§ Given problem: Reproduce the listing below word for word, keeping every line as it stands.

§ Extracted information:
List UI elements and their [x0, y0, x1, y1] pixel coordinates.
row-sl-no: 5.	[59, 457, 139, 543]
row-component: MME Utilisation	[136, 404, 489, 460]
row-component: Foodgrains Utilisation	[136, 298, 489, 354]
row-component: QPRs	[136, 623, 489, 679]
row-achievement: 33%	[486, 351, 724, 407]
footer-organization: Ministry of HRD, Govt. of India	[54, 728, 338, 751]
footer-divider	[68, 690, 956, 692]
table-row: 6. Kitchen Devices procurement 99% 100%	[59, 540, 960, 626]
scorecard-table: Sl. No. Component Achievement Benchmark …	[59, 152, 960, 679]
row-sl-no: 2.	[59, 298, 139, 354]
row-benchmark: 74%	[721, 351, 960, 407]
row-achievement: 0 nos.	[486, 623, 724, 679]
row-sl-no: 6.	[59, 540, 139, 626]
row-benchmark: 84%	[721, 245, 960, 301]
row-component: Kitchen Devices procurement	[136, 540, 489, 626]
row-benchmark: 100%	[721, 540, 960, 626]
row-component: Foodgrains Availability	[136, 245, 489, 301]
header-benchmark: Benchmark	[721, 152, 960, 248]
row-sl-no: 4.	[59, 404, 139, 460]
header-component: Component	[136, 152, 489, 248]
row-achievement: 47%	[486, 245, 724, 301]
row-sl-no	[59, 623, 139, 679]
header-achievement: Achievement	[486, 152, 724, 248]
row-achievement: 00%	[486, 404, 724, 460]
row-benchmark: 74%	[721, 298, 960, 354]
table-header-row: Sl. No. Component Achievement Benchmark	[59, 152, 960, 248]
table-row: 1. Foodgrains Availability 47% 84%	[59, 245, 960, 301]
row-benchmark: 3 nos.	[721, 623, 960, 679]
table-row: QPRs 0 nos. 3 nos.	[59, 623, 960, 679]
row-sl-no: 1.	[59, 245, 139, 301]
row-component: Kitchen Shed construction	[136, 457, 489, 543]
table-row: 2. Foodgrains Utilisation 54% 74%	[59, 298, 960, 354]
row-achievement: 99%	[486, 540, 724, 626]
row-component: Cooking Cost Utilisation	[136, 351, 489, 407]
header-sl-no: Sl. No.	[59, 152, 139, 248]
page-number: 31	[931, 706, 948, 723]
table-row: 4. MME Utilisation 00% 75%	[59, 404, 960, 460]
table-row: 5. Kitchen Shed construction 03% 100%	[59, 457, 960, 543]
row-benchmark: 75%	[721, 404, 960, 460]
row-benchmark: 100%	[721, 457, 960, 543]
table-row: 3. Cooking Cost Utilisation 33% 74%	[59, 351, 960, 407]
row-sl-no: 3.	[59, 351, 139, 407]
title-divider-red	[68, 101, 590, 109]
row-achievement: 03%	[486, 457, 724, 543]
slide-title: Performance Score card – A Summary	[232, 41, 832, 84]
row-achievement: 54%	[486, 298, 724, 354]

§ Reply:
List UI elements and their [x0, y0, x1, y1] pixel coordinates.
row-sl-no: 5.	[59, 457, 139, 543]
row-component: MME Utilisation	[136, 404, 489, 460]
row-component: Foodgrains Utilisation	[136, 298, 489, 354]
row-component: QPRs	[136, 623, 489, 679]
row-achievement: 33%	[486, 351, 724, 407]
footer-organization: Ministry of HRD, Govt. of India	[54, 728, 338, 751]
footer-divider	[68, 690, 956, 692]
table-row: 6. Kitchen Devices procurement 99% 100%	[59, 540, 960, 626]
scorecard-table: Sl. No. Component Achievement Benchmark …	[59, 152, 960, 679]
row-sl-no: 2.	[59, 298, 139, 354]
row-benchmark: 74%	[721, 351, 960, 407]
row-achievement: 0 nos.	[486, 623, 724, 679]
row-sl-no: 6.	[59, 540, 139, 626]
row-benchmark: 84%	[721, 245, 960, 301]
row-component: Kitchen Devices procurement	[136, 540, 489, 626]
row-benchmark: 100%	[721, 540, 960, 626]
row-component: Foodgrains Availability	[136, 245, 489, 301]
header-benchmark: Benchmark	[721, 152, 960, 248]
row-sl-no: 4.	[59, 404, 139, 460]
header-component: Component	[136, 152, 489, 248]
row-achievement: 47%	[486, 245, 724, 301]
row-sl-no	[59, 623, 139, 679]
header-achievement: Achievement	[486, 152, 724, 248]
row-achievement: 00%	[486, 404, 724, 460]
row-benchmark: 74%	[721, 298, 960, 354]
table-header-row: Sl. No. Component Achievement Benchmark	[59, 152, 960, 248]
table-row: 1. Foodgrains Availability 47% 84%	[59, 245, 960, 301]
row-benchmark: 3 nos.	[721, 623, 960, 679]
table-row: QPRs 0 nos. 3 nos.	[59, 623, 960, 679]
row-sl-no: 1.	[59, 245, 139, 301]
row-component: Kitchen Shed construction	[136, 457, 489, 543]
table-row: 2. Foodgrains Utilisation 54% 74%	[59, 298, 960, 354]
row-achievement: 99%	[486, 540, 724, 626]
row-component: Cooking Cost Utilisation	[136, 351, 489, 407]
header-sl-no: Sl. No.	[59, 152, 139, 248]
page-number: 31	[931, 706, 948, 723]
table-row: 4. MME Utilisation 00% 75%	[59, 404, 960, 460]
table-row: 5. Kitchen Shed construction 03% 100%	[59, 457, 960, 543]
row-benchmark: 75%	[721, 404, 960, 460]
row-benchmark: 100%	[721, 457, 960, 543]
table-row: 3. Cooking Cost Utilisation 33% 74%	[59, 351, 960, 407]
row-sl-no: 3.	[59, 351, 139, 407]
title-divider-red	[68, 101, 590, 109]
row-achievement: 03%	[486, 457, 724, 543]
slide-title: Performance Score card – A Summary	[232, 41, 832, 84]
row-achievement: 54%	[486, 298, 724, 354]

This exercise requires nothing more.